**WRITTEN REQUEST**
Among the records below, find each line that includes the string "Moon" and copy it.

(Dataset listings of figures)

-- start --

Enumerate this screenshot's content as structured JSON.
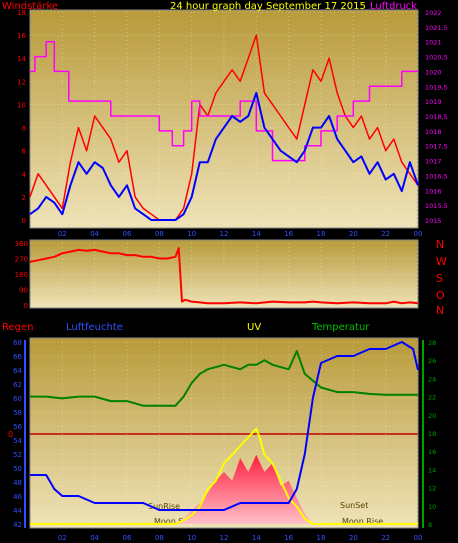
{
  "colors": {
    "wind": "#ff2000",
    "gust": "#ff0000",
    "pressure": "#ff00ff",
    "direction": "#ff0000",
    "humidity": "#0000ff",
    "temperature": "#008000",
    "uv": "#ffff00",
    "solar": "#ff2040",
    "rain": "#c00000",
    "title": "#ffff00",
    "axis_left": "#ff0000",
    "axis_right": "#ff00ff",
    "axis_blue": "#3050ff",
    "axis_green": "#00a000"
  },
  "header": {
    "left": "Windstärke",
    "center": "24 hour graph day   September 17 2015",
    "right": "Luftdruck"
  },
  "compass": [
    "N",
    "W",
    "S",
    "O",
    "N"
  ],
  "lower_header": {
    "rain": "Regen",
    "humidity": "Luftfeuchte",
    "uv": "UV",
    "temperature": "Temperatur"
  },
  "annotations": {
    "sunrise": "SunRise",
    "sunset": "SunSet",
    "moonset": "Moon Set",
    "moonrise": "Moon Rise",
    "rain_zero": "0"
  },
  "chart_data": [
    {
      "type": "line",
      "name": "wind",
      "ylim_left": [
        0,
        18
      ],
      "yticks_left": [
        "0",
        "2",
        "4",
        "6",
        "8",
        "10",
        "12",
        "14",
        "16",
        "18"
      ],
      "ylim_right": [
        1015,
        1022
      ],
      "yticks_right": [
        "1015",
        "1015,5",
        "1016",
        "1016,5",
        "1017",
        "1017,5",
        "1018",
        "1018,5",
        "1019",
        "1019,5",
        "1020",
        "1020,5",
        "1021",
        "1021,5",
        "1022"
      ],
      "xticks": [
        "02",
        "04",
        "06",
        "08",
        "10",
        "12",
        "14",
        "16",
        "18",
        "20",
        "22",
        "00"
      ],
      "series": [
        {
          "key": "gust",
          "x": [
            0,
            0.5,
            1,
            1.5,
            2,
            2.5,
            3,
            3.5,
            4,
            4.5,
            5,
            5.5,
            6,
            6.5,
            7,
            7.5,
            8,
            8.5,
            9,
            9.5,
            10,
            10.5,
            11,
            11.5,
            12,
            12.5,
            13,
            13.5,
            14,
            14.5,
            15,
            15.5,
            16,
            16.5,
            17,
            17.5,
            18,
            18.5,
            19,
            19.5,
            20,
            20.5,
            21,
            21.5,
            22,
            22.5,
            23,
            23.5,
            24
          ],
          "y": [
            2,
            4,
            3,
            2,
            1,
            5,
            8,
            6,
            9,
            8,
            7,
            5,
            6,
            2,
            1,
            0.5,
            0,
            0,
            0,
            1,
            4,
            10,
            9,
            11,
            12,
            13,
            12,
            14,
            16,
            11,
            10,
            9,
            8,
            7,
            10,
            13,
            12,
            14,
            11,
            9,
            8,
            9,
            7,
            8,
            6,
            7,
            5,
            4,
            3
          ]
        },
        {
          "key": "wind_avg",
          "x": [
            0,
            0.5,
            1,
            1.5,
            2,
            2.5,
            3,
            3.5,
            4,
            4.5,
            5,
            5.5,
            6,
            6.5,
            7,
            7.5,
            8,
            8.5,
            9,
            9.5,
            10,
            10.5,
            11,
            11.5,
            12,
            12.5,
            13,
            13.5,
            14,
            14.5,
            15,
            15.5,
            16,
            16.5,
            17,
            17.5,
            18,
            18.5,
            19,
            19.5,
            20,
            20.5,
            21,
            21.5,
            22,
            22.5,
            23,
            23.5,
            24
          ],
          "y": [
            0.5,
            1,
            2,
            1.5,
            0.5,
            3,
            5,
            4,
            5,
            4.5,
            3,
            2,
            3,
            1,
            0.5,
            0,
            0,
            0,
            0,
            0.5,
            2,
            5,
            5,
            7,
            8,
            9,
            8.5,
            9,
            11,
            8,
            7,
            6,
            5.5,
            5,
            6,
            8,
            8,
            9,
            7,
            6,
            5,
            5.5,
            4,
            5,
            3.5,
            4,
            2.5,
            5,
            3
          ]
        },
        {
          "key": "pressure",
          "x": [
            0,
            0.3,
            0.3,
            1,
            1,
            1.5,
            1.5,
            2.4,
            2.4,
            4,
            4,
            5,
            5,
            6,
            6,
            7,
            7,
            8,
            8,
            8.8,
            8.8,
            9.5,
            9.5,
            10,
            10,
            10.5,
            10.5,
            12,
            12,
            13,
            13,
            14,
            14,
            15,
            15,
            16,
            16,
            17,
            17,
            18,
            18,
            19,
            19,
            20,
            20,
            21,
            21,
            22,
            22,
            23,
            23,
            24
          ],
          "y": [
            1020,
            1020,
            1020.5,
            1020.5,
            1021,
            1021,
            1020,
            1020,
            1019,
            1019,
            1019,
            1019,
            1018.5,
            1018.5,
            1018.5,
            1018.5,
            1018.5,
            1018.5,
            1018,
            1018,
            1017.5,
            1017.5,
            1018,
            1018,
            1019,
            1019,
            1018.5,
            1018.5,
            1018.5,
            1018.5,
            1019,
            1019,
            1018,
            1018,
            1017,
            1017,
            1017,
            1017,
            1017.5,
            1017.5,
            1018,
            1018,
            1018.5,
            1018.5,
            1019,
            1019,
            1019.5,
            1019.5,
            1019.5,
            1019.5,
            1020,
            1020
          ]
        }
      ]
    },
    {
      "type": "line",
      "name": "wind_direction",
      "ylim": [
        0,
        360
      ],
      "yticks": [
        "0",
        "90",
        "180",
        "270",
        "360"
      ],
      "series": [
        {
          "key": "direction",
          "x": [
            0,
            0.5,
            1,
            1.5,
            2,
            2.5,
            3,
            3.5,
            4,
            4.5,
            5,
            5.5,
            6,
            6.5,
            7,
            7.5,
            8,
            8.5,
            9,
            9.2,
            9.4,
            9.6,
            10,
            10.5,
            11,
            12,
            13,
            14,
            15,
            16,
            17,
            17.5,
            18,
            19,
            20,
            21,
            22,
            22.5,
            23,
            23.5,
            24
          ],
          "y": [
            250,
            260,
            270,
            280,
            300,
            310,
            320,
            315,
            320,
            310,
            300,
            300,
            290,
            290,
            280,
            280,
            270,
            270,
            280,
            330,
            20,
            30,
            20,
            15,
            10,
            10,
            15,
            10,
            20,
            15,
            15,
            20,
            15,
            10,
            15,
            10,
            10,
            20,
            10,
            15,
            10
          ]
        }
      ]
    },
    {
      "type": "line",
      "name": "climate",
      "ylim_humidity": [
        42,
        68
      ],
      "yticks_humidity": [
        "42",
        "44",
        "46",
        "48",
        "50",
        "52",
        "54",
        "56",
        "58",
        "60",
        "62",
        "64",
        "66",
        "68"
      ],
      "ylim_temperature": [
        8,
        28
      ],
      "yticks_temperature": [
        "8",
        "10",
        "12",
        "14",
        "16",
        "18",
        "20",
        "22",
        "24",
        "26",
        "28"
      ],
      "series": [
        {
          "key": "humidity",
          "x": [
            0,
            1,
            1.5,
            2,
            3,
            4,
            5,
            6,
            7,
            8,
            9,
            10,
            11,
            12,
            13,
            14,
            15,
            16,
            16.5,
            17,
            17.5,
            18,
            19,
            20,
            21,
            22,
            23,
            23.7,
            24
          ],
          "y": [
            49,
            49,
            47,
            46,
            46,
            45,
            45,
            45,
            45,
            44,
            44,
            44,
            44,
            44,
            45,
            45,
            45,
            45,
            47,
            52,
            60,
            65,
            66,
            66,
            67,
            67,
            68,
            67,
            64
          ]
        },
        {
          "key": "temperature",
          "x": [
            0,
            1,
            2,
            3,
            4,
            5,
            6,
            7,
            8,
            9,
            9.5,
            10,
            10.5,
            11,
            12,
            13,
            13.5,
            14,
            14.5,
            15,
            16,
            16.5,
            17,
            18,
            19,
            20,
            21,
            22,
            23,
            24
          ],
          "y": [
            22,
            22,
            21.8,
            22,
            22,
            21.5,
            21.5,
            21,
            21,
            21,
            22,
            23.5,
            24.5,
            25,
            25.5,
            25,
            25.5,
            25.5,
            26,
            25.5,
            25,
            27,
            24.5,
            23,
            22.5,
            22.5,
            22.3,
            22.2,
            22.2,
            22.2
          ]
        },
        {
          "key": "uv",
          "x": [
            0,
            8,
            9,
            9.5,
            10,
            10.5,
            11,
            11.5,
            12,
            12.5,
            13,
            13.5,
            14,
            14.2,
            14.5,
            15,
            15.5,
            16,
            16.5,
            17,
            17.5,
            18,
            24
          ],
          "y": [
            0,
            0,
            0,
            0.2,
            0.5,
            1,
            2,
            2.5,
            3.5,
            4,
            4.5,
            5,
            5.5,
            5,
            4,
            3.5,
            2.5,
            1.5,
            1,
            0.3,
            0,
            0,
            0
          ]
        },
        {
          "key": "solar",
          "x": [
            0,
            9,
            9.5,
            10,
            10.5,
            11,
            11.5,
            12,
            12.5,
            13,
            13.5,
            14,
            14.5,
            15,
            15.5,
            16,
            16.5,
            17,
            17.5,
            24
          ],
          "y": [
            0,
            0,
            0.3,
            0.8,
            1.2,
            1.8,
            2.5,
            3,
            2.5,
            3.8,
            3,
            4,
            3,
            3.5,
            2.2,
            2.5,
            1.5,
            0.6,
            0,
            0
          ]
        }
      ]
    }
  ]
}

-- end --

**PROBLEM SOLUTION**
    "moonset": "Moon Set",
    "moonrise": "Moon Rise",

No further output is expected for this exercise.